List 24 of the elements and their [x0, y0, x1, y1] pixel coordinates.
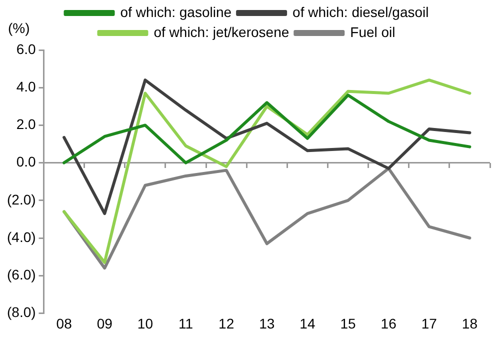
y-tick-label: (4.0) — [6, 228, 36, 245]
x-tick-label: 11 — [178, 315, 194, 332]
x-tick-label: 16 — [380, 315, 397, 332]
y-tick-label: 2.0 — [16, 116, 36, 132]
y-axis-title: (%) — [8, 20, 30, 36]
y-tick-label: 4.0 — [16, 78, 36, 94]
legend-label: of which: jet/kerosene — [154, 24, 290, 40]
x-tick-label: 13 — [259, 315, 275, 332]
y-tick-label: (2.0) — [6, 191, 36, 208]
y-tick-label: (6.0) — [6, 266, 36, 282]
x-tick-label: 09 — [96, 315, 113, 332]
legend-label: Fuel oil — [350, 24, 396, 40]
y-tick-label: (8.0) — [6, 304, 36, 320]
x-tick-label: 12 — [218, 315, 234, 332]
x-tick-label: 14 — [300, 315, 316, 332]
x-tick-label: 17 — [421, 315, 438, 332]
y-tick-label: 6.0 — [16, 40, 36, 57]
y-tick-label: 0.0 — [16, 154, 36, 170]
x-tick-label: 08 — [56, 315, 72, 332]
legend-label: of which: gasoline — [120, 4, 232, 20]
x-tick-label: 15 — [340, 315, 356, 332]
legend-label: of which: diesel/gasoil — [292, 4, 429, 20]
x-tick-label: 18 — [462, 315, 478, 332]
x-tick-label: 10 — [137, 315, 154, 332]
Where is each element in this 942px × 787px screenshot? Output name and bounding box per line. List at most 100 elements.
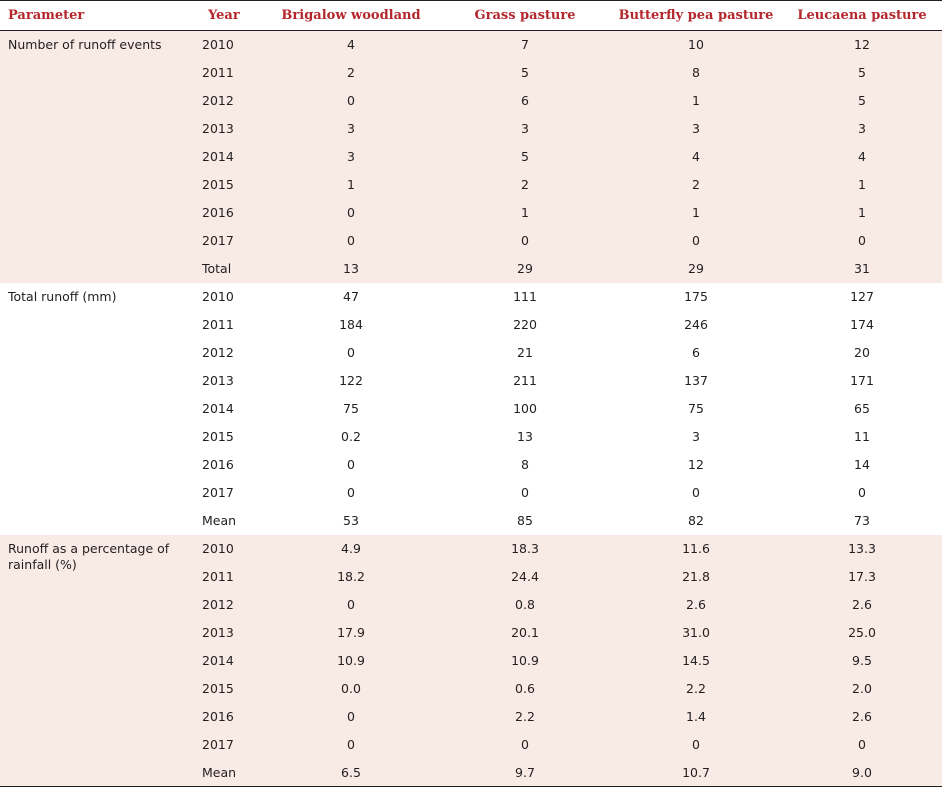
grass-pasture-cell: 100 xyxy=(513,401,537,416)
table-row: 2013 122 211 137 171 xyxy=(0,367,942,395)
brigalow-woodland-cell: 4 xyxy=(347,37,355,53)
brigalow-woodland-cell: 18.2 xyxy=(337,569,365,584)
grass-pasture-cell: 6 xyxy=(521,93,529,108)
grass-pasture-cell: 1 xyxy=(521,205,529,220)
grass-pasture-cell: 13 xyxy=(517,429,533,444)
butterfly-pea-pasture-cell: 10 xyxy=(688,37,704,53)
leucaena-pasture-cell: 17.3 xyxy=(848,569,876,584)
grass-pasture-cell: 24.4 xyxy=(511,569,539,584)
brigalow-woodland-cell: 0 xyxy=(347,597,355,612)
leucaena-pasture-cell: 5 xyxy=(858,93,866,108)
table-row: Runoff as a percentage of rainfall (%) 20… xyxy=(0,535,942,572)
leucaena-pasture-cell: 3 xyxy=(858,121,866,136)
leucaena-pasture-cell: 2.0 xyxy=(852,681,872,696)
leucaena-pasture-cell: 171 xyxy=(850,373,874,388)
leucaena-pasture-cell: 5 xyxy=(858,65,866,80)
brigalow-woodland-cell: 0 xyxy=(347,709,355,724)
butterfly-pea-pasture-cell: 0 xyxy=(692,233,700,248)
brigalow-woodland-cell: 17.9 xyxy=(337,625,365,640)
leucaena-pasture-cell: 0 xyxy=(858,485,866,500)
table-row: 2014 75 100 75 65 xyxy=(0,395,942,423)
table-row: 2015 0.0 0.6 2.2 2.0 xyxy=(0,675,942,703)
butterfly-pea-pasture-cell: 14.5 xyxy=(682,653,710,668)
grass-pasture-cell: 0.6 xyxy=(515,681,535,696)
butterfly-pea-pasture-cell: 2.6 xyxy=(686,597,706,612)
year-cell: 2014 xyxy=(202,653,234,668)
leucaena-pasture-cell: 0 xyxy=(858,233,866,248)
butterfly-pea-pasture-cell: 3 xyxy=(692,429,700,444)
butterfly-pea-pasture-cell: 246 xyxy=(684,317,708,332)
year-cell: 2017 xyxy=(202,737,234,752)
leucaena-pasture-cell: 12 xyxy=(854,37,870,53)
grass-pasture-cell: 0 xyxy=(521,737,529,752)
year-cell: 2012 xyxy=(202,93,234,108)
table-row: Mean 53 85 82 73 xyxy=(0,507,942,535)
year-cell: 2010 xyxy=(202,289,234,304)
table-row: 2017 0 0 0 0 xyxy=(0,731,942,759)
butterfly-pea-pasture-cell: 11.6 xyxy=(682,541,710,556)
header-butterfly-pea-pasture: Butterfly pea pasture xyxy=(618,8,774,23)
brigalow-woodland-cell: 3 xyxy=(347,121,355,136)
grass-pasture-cell: 220 xyxy=(513,317,537,332)
parameter-cell: Runoff as a percentage of rainfall (%) xyxy=(8,540,170,572)
year-cell: 2012 xyxy=(202,597,234,612)
year-cell: 2015 xyxy=(202,681,234,696)
butterfly-pea-pasture-cell: 82 xyxy=(688,513,704,528)
brigalow-woodland-cell: 3 xyxy=(347,149,355,164)
butterfly-pea-pasture-cell: 2.2 xyxy=(686,681,706,696)
table-row: 2012 0 6 1 5 xyxy=(0,87,942,115)
table-row: 2016 0 2.2 1.4 2.6 xyxy=(0,703,942,731)
brigalow-woodland-cell: 0 xyxy=(347,457,355,472)
leucaena-pasture-cell: 9.0 xyxy=(852,764,872,780)
table-row: Number of runoff events 2010 4 7 10 12 xyxy=(0,31,942,59)
butterfly-pea-pasture-cell: 75 xyxy=(688,401,704,416)
brigalow-woodland-cell: 0 xyxy=(347,737,355,752)
leucaena-pasture-cell: 2.6 xyxy=(852,709,872,724)
brigalow-woodland-cell: 53 xyxy=(343,513,359,528)
table-row: 2012 0 0.8 2.6 2.6 xyxy=(0,591,942,619)
year-cell: 2015 xyxy=(202,177,234,192)
brigalow-woodland-cell: 4.9 xyxy=(341,541,361,556)
grass-pasture-cell: 18.3 xyxy=(511,541,539,556)
year-cell: 2016 xyxy=(202,457,234,472)
grass-pasture-cell: 0.8 xyxy=(515,597,535,612)
year-cell: 2010 xyxy=(202,37,234,53)
butterfly-pea-pasture-cell: 1 xyxy=(692,205,700,220)
grass-pasture-cell: 3 xyxy=(521,121,529,136)
butterfly-pea-pasture-cell: 31.0 xyxy=(682,625,710,640)
year-cell: 2017 xyxy=(202,233,234,248)
butterfly-pea-pasture-cell: 2 xyxy=(692,177,700,192)
table-row: 2012 0 21 6 20 xyxy=(0,339,942,367)
grass-pasture-cell: 29 xyxy=(517,261,533,276)
brigalow-woodland-cell: 0 xyxy=(347,485,355,500)
year-cell: 2013 xyxy=(202,625,234,640)
grass-pasture-cell: 9.7 xyxy=(515,764,535,780)
grass-pasture-cell: 5 xyxy=(521,65,529,80)
table-row: 2011 2 5 8 5 xyxy=(0,59,942,87)
brigalow-woodland-cell: 184 xyxy=(339,317,363,332)
header-parameter: Parameter xyxy=(8,8,85,23)
brigalow-woodland-cell: 0 xyxy=(347,233,355,248)
leucaena-pasture-cell: 11 xyxy=(854,429,870,444)
leucaena-pasture-cell: 14 xyxy=(854,457,870,472)
grass-pasture-cell: 8 xyxy=(521,457,529,472)
table-row: 2014 10.9 10.9 14.5 9.5 xyxy=(0,647,942,675)
table-row: 2017 0 0 0 0 xyxy=(0,227,942,255)
table-row: 2016 0 1 1 1 xyxy=(0,199,942,227)
butterfly-pea-pasture-cell: 4 xyxy=(692,149,700,164)
brigalow-woodland-cell: 6.5 xyxy=(341,764,361,780)
brigalow-woodland-cell: 10.9 xyxy=(337,653,365,668)
grass-pasture-cell: 7 xyxy=(521,37,529,53)
butterfly-pea-pasture-cell: 0 xyxy=(692,737,700,752)
leucaena-pasture-cell: 9.5 xyxy=(852,653,872,668)
section-runoff-percentage: Runoff as a percentage of rainfall (%) 20… xyxy=(0,534,942,787)
year-cell: 2010 xyxy=(202,541,234,556)
brigalow-woodland-cell: 2 xyxy=(347,65,355,80)
grass-pasture-cell: 2.2 xyxy=(515,709,535,724)
table-row: Total runoff (mm) 2010 47 111 175 127 xyxy=(0,283,942,311)
year-cell: 2011 xyxy=(202,569,234,584)
section-runoff-events: Number of runoff events 2010 4 7 10 12 2011 2 5 8… xyxy=(0,30,942,283)
butterfly-pea-pasture-cell: 1.4 xyxy=(686,709,706,724)
year-cell: 2013 xyxy=(202,373,234,388)
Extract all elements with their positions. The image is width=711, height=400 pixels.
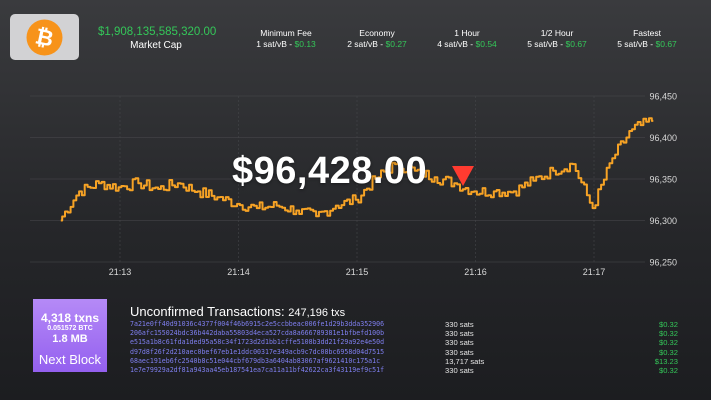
y-tick-label: 96,350 [649, 175, 677, 185]
next-block-txns: 4,318 txns [40, 311, 100, 325]
fee-rate: 2 sat/vB [347, 39, 378, 49]
tx-hash[interactable]: d97d8f26f2d210aec0bef67eb1e1ddc00317e349… [130, 347, 385, 356]
fee-usd: $0.54 [475, 39, 497, 49]
next-block-label: Next Block [38, 352, 102, 367]
svg-text:₿: ₿ [33, 24, 56, 52]
tx-fee: $0.32 [658, 320, 678, 329]
chart-y-ticks: 96,450 96,400 96,350 96,300 96,250 [649, 92, 677, 268]
x-tick-label: 21:16 [464, 267, 487, 277]
current-price: $96,428.00 [232, 150, 428, 192]
chart-x-ticks: 21:13 21:14 21:15 21:16 21:17 [109, 267, 606, 277]
fee-separator: - [286, 39, 295, 49]
transaction-row[interactable]: 68aec191eb6fc2540b8c51e044cbf679db3a6404… [130, 357, 680, 366]
fee-usd: $0.13 [294, 39, 316, 49]
fee-1-hour: 1 Hour 4 sat/vB - $0.54 [417, 28, 517, 50]
bitcoin-logo-tile: ₿ [10, 14, 79, 60]
tx-fee: $0.32 [658, 365, 678, 375]
fee-separator: - [557, 39, 566, 49]
price-line [60, 117, 654, 222]
fee-separator: - [467, 39, 476, 49]
tx-size: 330 sats [445, 329, 474, 339]
fee-rate: 4 sat/vB [437, 39, 468, 49]
y-tick-label: 96,400 [649, 133, 677, 143]
x-tick-label: 21:17 [583, 267, 606, 277]
transaction-row[interactable]: 7a21e0ff40d91036c4377f004f46b6915c2e5ccb… [130, 320, 680, 329]
fee-title: 1/2 Hour [540, 28, 574, 38]
fee-rate: 5 sat/vB [617, 39, 648, 49]
fee-rate: 5 sat/vB [527, 39, 558, 49]
fee-title: Economy [359, 28, 395, 38]
y-tick-label: 96,450 [649, 92, 677, 102]
tx-fee: $0.32 [658, 329, 678, 339]
fee-usd: $0.27 [385, 39, 407, 49]
fee-usd: $0.67 [565, 39, 587, 49]
x-tick-label: 21:13 [109, 267, 132, 277]
fee-separator: - [647, 39, 656, 49]
x-tick-label: 21:14 [227, 267, 250, 277]
fee-title: Minimum Fee [260, 28, 312, 38]
fee-title: Fastest [633, 28, 661, 38]
fee-fastest: Fastest 5 sat/vB - $0.67 [597, 28, 697, 50]
tx-fee: $13.23 [654, 356, 678, 366]
transaction-row[interactable]: 206afc155024bdc36b442daba55803d4eca527cd… [130, 329, 680, 338]
tx-size: 330 sats [445, 365, 474, 375]
x-tick-label: 21:15 [346, 267, 369, 277]
bitcoin-icon: ₿ [26, 19, 63, 56]
transaction-list: 7a21e0ff40d91036c4377f004f46b6915c2e5ccb… [130, 320, 680, 375]
tx-hash[interactable]: 7a21e0ff40d91036c4377f004f46b6915c2e5ccb… [130, 320, 385, 328]
fee-separator: - [377, 39, 386, 49]
y-tick-label: 96,300 [649, 216, 677, 226]
transaction-row[interactable]: e515a1b8c61fda1ded95a58c34f1723d2d1bb1cf… [130, 338, 680, 347]
tx-size: 330 sats [445, 347, 474, 357]
next-block-btc: 0.051572 BTC [47, 325, 93, 332]
tx-hash[interactable]: 206afc155024bdc36b442daba55803d4eca527cd… [130, 329, 385, 338]
market-cap: $1,908,135,585,320.00 Market Cap [98, 26, 217, 51]
fee-rate: 1 sat/vB [256, 39, 287, 49]
fee-minimum: Minimum Fee 1 sat/vB - $0.13 [236, 28, 336, 50]
next-block-size: 1.8 MB [52, 333, 88, 345]
fee-usd: $0.67 [655, 39, 677, 49]
tx-size: 13,717 sats [445, 356, 485, 366]
market-cap-label: Market Cap [130, 40, 182, 51]
transaction-row[interactable]: d97d8f26f2d210aec0bef67eb1e1ddc00317e349… [130, 348, 680, 357]
tx-hash[interactable]: e515a1b8c61fda1ded95a58c34f1723d2d1bb1cf… [130, 338, 385, 347]
fee-economy: Economy 2 sat/vB - $0.27 [327, 28, 427, 50]
fee-title: 1 Hour [454, 28, 480, 38]
unconfirmed-title-label: Unconfirmed Transactions: [130, 304, 285, 319]
fee-half-hour: 1/2 Hour 5 sat/vB - $0.67 [507, 28, 607, 50]
tx-size: 330 sats [445, 338, 474, 348]
tx-fee: $0.32 [658, 347, 678, 357]
market-cap-value: $1,908,135,585,320.00 [98, 26, 217, 38]
next-block-card[interactable]: 4,318 txns 0.051572 BTC 1.8 MB Next Bloc… [33, 299, 107, 372]
tx-hash[interactable]: 1e7e79929a2df81a943aa45eb187541ea7ca11a1… [130, 365, 385, 374]
price-down-arrow-icon [452, 166, 474, 186]
unconfirmed-count: 247,196 txs [288, 307, 346, 319]
transaction-row[interactable]: 1e7e79929a2df81a943aa45eb187541ea7ca11a1… [130, 366, 680, 375]
tx-size: 330 sats [445, 320, 474, 329]
tx-fee: $0.32 [658, 338, 678, 348]
y-tick-label: 96,250 [649, 258, 677, 268]
unconfirmed-title: Unconfirmed Transactions: 247,196 txs [130, 304, 345, 319]
tx-hash[interactable]: 68aec191eb6fc2540b8c51e044cbf679db3a6404… [130, 356, 381, 365]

****************

◆ What to work on:
Please give the data again from the line with "y-tick-label: 96,350 [649, 175, 677, 185]" up to and including the line with "chart-y-ticks: 96,450 96,400", swapping "tx-fee" for "transaction-fee" and leaving everything else unchanged.

◆ Solution to the exercise:
y-tick-label: 96,350 [649, 175, 677, 185]
next-block-txns: 4,318 txns [40, 311, 100, 325]
fee-rate: 2 sat/vB [347, 39, 378, 49]
tx-hash[interactable]: d97d8f26f2d210aec0bef67eb1e1ddc00317e349… [130, 347, 385, 356]
fee-usd: $0.54 [475, 39, 497, 49]
next-block-label: Next Block [38, 352, 102, 367]
svg-text:₿: ₿ [33, 24, 56, 52]
transaction-fee: $0.32 [658, 320, 678, 329]
chart-y-ticks: 96,450 96,400 96,350 96,300 96,250 [649, 92, 677, 268]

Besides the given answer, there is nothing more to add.